━━━ INPUT ROWS

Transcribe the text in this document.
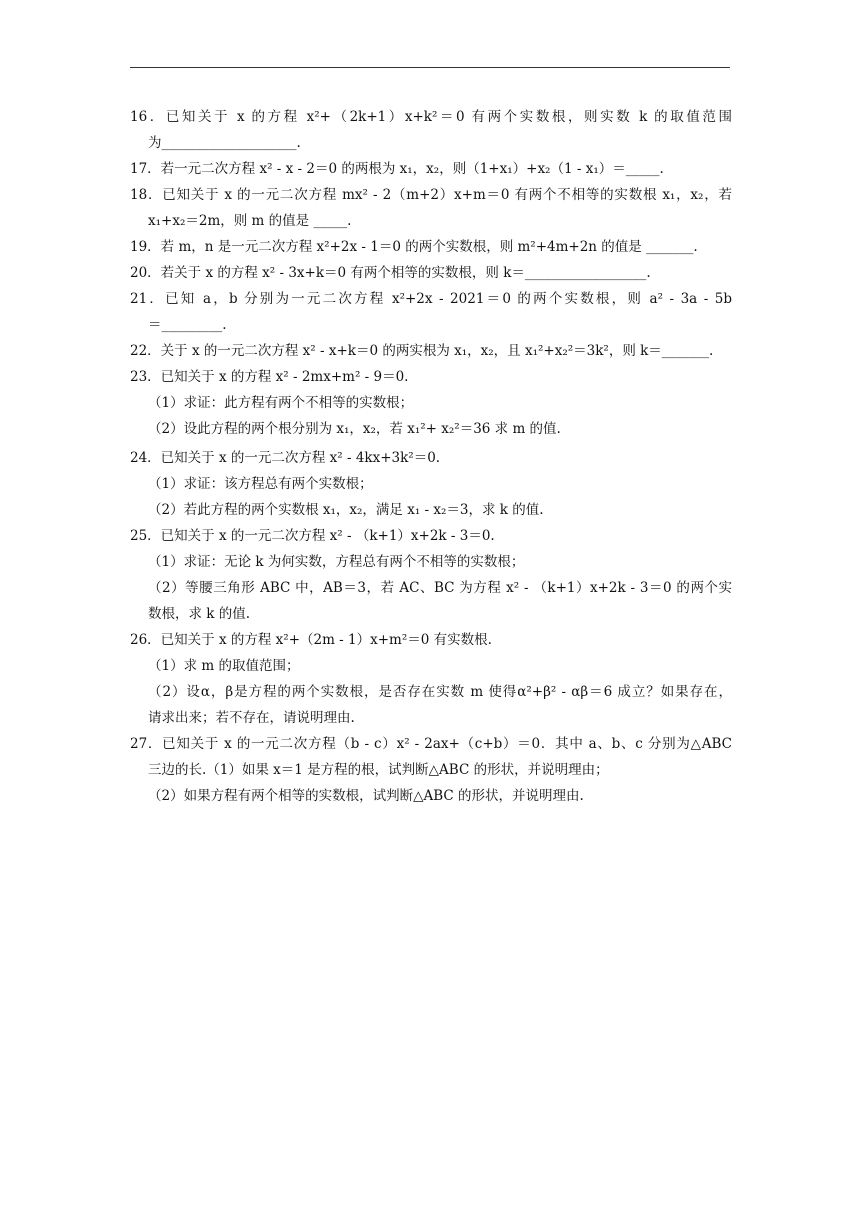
16．已知关于 x 的方程 x²+（2k+1）x+k²＝0 有两个实数根，则实数 k 的取值范围
为____________________.
17．若一元二次方程 x² - x - 2＝0 的两根为 x₁，x₂，则（1+x₁）+x₂（1 - x₁）＝_____.
18．已知关于 x 的一元二次方程 mx² - 2（m+2）x+m＝0 有两个不相等的实数根 x₁，x₂，若
x₁+x₂＝2m，则 m 的值是 _____.
19．若 m，n 是一元二次方程 x²+2x - 1＝0 的两个实数根，则 m²+4m+2n 的值是 _______.
20．若关于 x 的方程 x² - 3x+k＝0 有两个相等的实数根，则 k＝__________________.
21．已知 a，b 分别为一元二次方程 x²+2x - 2021＝0 的两个实数根，则 a² - 3a - 5b
＝_________.
22．关于 x 的一元二次方程 x² - x+k＝0 的两实根为 x₁，x₂，且 x₁²+x₂²＝3k²，则 k＝_______.
23．已知关于 x 的方程 x² - 2mx+m² - 9＝0.
（1）求证：此方程有两个不相等的实数根；
（2）设此方程的两个根分别为 x₁，x₂，若 x₁²+ x₂²＝36 求 m 的值.
24．已知关于 x 的一元二次方程 x² - 4kx+3k²＝0.
（1）求证：该方程总有两个实数根；
（2）若此方程的两个实数根 x₁，x₂，满足 x₁ - x₂＝3，求 k 的值.
25．已知关于 x 的一元二次方程 x² - （k+1）x+2k - 3＝0.
（1）求证：无论 k 为何实数，方程总有两个不相等的实数根；
（2）等腰三角形 ABC 中，AB＝3，若 AC、BC 为方程 x² - （k+1）x+2k - 3＝0 的两个实
数根，求 k 的值.
26．已知关于 x 的方程 x²+（2m - 1）x+m²＝0 有实数根.
（1）求 m 的取值范围；
（2）设α，β是方程的两个实数根，是否存在实数 m 使得α²+β² - αβ＝6 成立？如果存在，
请求出来；若不存在，请说明理由.
27．已知关于 x 的一元二次方程（b - c）x² - 2ax+（c+b）＝0．其中 a、b、c 分别为△ABC
三边的长.（1）如果 x＝1 是方程的根，试判断△ABC 的形状，并说明理由；
（2）如果方程有两个相等的实数根，试判断△ABC 的形状，并说明理由.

━━━━━━

■ GOAL ■
Write the material out again exactly as it appears, dropping the pictures.

■ CORRECT RESULT ■
Transcribe the text in this document.
16．已知关于 x 的方程 x²+（2k+1）x+k²＝0 有两个实数根，则实数 k 的取值范围
为____________________.
17．若一元二次方程 x² - x - 2＝0 的两根为 x₁，x₂，则（1+x₁）+x₂（1 - x₁）＝_____.
18．已知关于 x 的一元二次方程 mx² - 2（m+2）x+m＝0 有两个不相等的实数根 x₁，x₂，若
x₁+x₂＝2m，则 m 的值是 _____.
19．若 m，n 是一元二次方程 x²+2x - 1＝0 的两个实数根，则 m²+4m+2n 的值是 _______.
20．若关于 x 的方程 x² - 3x+k＝0 有两个相等的实数根，则 k＝__________________.
21．已知 a，b 分别为一元二次方程 x²+2x - 2021＝0 的两个实数根，则 a² - 3a - 5b
＝_________.
22．关于 x 的一元二次方程 x² - x+k＝0 的两实根为 x₁，x₂，且 x₁²+x₂²＝3k²，则 k＝_______.
23．已知关于 x 的方程 x² - 2mx+m² - 9＝0.
（1）求证：此方程有两个不相等的实数根；
（2）设此方程的两个根分别为 x₁，x₂，若 x₁²+ x₂²＝36 求 m 的值.
24．已知关于 x 的一元二次方程 x² - 4kx+3k²＝0.
（1）求证：该方程总有两个实数根；
（2）若此方程的两个实数根 x₁，x₂，满足 x₁ - x₂＝3，求 k 的值.
25．已知关于 x 的一元二次方程 x² - （k+1）x+2k - 3＝0.
（1）求证：无论 k 为何实数，方程总有两个不相等的实数根；
（2）等腰三角形 ABC 中，AB＝3，若 AC、BC 为方程 x² - （k+1）x+2k - 3＝0 的两个实
数根，求 k 的值.
26．已知关于 x 的方程 x²+（2m - 1）x+m²＝0 有实数根.
（1）求 m 的取值范围；
（2）设α，β是方程的两个实数根，是否存在实数 m 使得α²+β² - αβ＝6 成立？如果存在，
请求出来；若不存在，请说明理由.
27．已知关于 x 的一元二次方程（b - c）x² - 2ax+（c+b）＝0．其中 a、b、c 分别为△ABC
三边的长.（1）如果 x＝1 是方程的根，试判断△ABC 的形状，并说明理由；
（2）如果方程有两个相等的实数根，试判断△ABC 的形状，并说明理由.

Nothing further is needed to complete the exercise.